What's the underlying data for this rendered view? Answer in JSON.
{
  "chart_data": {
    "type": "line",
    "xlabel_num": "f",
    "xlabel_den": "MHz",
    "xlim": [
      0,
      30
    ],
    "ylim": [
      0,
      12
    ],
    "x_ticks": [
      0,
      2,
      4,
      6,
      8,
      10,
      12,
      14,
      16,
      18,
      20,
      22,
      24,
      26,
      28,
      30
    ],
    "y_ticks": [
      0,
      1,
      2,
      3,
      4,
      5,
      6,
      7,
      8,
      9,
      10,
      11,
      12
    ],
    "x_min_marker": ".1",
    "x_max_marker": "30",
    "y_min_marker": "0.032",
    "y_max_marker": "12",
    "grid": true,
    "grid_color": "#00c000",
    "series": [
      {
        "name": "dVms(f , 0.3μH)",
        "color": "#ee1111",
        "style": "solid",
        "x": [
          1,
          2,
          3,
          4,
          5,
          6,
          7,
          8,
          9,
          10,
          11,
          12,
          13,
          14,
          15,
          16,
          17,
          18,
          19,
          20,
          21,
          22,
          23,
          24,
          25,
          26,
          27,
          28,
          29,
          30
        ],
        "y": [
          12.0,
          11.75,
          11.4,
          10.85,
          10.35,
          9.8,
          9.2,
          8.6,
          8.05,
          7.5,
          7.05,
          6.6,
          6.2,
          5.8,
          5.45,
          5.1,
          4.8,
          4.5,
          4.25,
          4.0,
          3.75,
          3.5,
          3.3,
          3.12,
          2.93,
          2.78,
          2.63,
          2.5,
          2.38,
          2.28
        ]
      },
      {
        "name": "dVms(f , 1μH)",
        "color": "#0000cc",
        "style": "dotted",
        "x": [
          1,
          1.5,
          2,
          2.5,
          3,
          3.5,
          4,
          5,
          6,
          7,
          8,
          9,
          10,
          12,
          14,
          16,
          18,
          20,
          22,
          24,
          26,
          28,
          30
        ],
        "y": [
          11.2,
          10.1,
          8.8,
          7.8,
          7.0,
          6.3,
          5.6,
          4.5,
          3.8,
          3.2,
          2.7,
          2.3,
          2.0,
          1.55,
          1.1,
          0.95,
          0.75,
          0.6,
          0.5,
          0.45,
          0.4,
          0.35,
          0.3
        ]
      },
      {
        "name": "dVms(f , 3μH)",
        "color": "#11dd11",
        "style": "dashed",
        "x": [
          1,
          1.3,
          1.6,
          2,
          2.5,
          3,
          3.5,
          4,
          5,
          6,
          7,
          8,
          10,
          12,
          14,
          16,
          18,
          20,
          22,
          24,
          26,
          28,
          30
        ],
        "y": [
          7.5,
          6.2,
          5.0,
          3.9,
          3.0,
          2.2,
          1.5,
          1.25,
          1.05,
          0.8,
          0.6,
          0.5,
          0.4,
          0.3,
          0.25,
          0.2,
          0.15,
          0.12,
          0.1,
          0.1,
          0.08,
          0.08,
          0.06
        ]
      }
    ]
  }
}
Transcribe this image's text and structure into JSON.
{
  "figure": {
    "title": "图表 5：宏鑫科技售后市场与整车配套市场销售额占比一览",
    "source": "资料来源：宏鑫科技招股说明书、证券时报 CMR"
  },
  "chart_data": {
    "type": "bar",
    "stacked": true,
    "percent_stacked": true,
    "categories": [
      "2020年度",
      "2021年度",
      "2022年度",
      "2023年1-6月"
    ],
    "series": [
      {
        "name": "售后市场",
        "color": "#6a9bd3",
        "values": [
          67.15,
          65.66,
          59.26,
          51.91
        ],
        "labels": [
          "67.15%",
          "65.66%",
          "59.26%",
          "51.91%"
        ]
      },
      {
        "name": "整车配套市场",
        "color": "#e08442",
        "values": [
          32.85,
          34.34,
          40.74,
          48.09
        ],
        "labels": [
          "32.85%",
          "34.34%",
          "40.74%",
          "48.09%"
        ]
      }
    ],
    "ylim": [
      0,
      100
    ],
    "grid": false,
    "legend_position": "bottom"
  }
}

┄┄┄┄┄┄┄┄┄┄

(Objective) Write out the entries above word for word.

(Solution for this task)
What's the underlying data for this rendered view? Answer in JSON.
{
  "chart_data": {
    "type": "line",
    "xlabel_num": "f",
    "xlabel_den": "MHz",
    "xlim": [
      0,
      30
    ],
    "ylim": [
      0,
      12
    ],
    "x_ticks": [
      0,
      2,
      4,
      6,
      8,
      10,
      12,
      14,
      16,
      18,
      20,
      22,
      24,
      26,
      28,
      30
    ],
    "y_ticks": [
      0,
      1,
      2,
      3,
      4,
      5,
      6,
      7,
      8,
      9,
      10,
      11,
      12
    ],
    "x_min_marker": ".1",
    "x_max_marker": "30",
    "y_min_marker": "0.032",
    "y_max_marker": "12",
    "grid": true,
    "grid_color": "#00c000",
    "series": [
      {
        "name": "dVms(f , 0.3μH)",
        "color": "#ee1111",
        "style": "solid",
        "x": [
          1,
          2,
          3,
          4,
          5,
          6,
          7,
          8,
          9,
          10,
          11,
          12,
          13,
          14,
          15,
          16,
          17,
          18,
          19,
          20,
          21,
          22,
          23,
          24,
          25,
          26,
          27,
          28,
          29,
          30
        ],
        "y": [
          12.0,
          11.75,
          11.4,
          10.85,
          10.35,
          9.8,
          9.2,
          8.6,
          8.05,
          7.5,
          7.05,
          6.6,
          6.2,
          5.8,
          5.45,
          5.1,
          4.8,
          4.5,
          4.25,
          4.0,
          3.75,
          3.5,
          3.3,
          3.12,
          2.93,
          2.78,
          2.63,
          2.5,
          2.38,
          2.28
        ]
      },
      {
        "name": "dVms(f , 1μH)",
        "color": "#0000cc",
        "style": "dotted",
        "x": [
          1,
          1.5,
          2,
          2.5,
          3,
          3.5,
          4,
          5,
          6,
          7,
          8,
          9,
          10,
          12,
          14,
          16,
          18,
          20,
          22,
          24,
          26,
          28,
          30
        ],
        "y": [
          11.2,
          10.1,
          8.8,
          7.8,
          7.0,
          6.3,
          5.6,
          4.5,
          3.8,
          3.2,
          2.7,
          2.3,
          2.0,
          1.55,
          1.1,
          0.95,
          0.75,
          0.6,
          0.5,
          0.45,
          0.4,
          0.35,
          0.3
        ]
      },
      {
        "name": "dVms(f , 3μH)",
        "color": "#11dd11",
        "style": "dashed",
        "x": [
          1,
          1.3,
          1.6,
          2,
          2.5,
          3,
          3.5,
          4,
          5,
          6,
          7,
          8,
          10,
          12,
          14,
          16,
          18,
          20,
          22,
          24,
          26,
          28,
          30
        ],
        "y": [
          7.5,
          6.2,
          5.0,
          3.9,
          3.0,
          2.2,
          1.5,
          1.25,
          1.05,
          0.8,
          0.6,
          0.5,
          0.4,
          0.3,
          0.25,
          0.2,
          0.15,
          0.12,
          0.1,
          0.1,
          0.08,
          0.08,
          0.06
        ]
      }
    ]
  }
}
Transcribe this image's text and structure into JSON.
{
  "figure": {
    "title": "图表 5：宏鑫科技售后市场与整车配套市场销售额占比一览",
    "source": "资料来源：宏鑫科技招股说明书、证券时报 CMR"
  },
  "chart_data": {
    "type": "bar",
    "stacked": true,
    "percent_stacked": true,
    "categories": [
      "2020年度",
      "2021年度",
      "2022年度",
      "2023年1-6月"
    ],
    "series": [
      {
        "name": "售后市场",
        "color": "#6a9bd3",
        "values": [
          67.15,
          65.66,
          59.26,
          51.91
        ],
        "labels": [
          "67.15%",
          "65.66%",
          "59.26%",
          "51.91%"
        ]
      },
      {
        "name": "整车配套市场",
        "color": "#e08442",
        "values": [
          32.85,
          34.34,
          40.74,
          48.09
        ],
        "labels": [
          "32.85%",
          "34.34%",
          "40.74%",
          "48.09%"
        ]
      }
    ],
    "ylim": [
      0,
      100
    ],
    "grid": false,
    "legend_position": "bottom"
  }
}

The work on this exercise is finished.